## [EXERCISE OBJECTIVE]
Search the material and gather each line with "estrategia" in it.

####

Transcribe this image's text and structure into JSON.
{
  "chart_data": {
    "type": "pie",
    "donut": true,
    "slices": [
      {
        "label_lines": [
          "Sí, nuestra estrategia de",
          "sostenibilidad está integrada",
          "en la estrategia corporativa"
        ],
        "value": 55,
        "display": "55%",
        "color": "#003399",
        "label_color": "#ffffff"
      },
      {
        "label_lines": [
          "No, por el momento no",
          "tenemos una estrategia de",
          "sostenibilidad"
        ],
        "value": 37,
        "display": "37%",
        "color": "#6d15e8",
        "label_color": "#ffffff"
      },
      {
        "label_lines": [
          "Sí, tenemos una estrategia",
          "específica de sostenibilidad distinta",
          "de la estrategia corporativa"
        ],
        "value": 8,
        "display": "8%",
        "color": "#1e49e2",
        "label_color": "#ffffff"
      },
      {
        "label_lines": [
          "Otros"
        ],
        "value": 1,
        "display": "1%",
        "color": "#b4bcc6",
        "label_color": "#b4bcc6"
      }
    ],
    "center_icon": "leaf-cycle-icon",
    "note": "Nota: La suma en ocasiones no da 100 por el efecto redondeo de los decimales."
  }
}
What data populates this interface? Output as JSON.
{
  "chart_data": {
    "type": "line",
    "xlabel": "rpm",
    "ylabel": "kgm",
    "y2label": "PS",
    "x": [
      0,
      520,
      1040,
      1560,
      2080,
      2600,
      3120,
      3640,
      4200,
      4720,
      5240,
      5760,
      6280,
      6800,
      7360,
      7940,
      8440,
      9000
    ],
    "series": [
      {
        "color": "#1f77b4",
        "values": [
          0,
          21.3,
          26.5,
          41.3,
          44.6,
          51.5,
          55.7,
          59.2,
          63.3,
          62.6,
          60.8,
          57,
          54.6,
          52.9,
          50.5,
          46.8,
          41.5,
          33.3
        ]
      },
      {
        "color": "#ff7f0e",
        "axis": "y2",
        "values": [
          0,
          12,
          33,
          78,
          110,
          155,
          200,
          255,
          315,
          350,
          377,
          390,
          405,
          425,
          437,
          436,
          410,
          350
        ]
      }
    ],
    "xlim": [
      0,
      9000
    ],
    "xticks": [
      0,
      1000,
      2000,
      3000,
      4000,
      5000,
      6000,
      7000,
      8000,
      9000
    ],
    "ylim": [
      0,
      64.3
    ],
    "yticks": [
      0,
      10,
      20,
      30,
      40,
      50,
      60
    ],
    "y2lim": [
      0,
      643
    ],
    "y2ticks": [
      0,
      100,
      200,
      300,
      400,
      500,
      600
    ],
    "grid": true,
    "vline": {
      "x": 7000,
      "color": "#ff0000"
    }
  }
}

####

## [THE OUTPUT]
          "Sí, nuestra estrategia de",
          "en la estrategia corporativa"
          "tenemos una estrategia de",
          "Sí, tenemos una estrategia",
          "de la estrategia corporativa"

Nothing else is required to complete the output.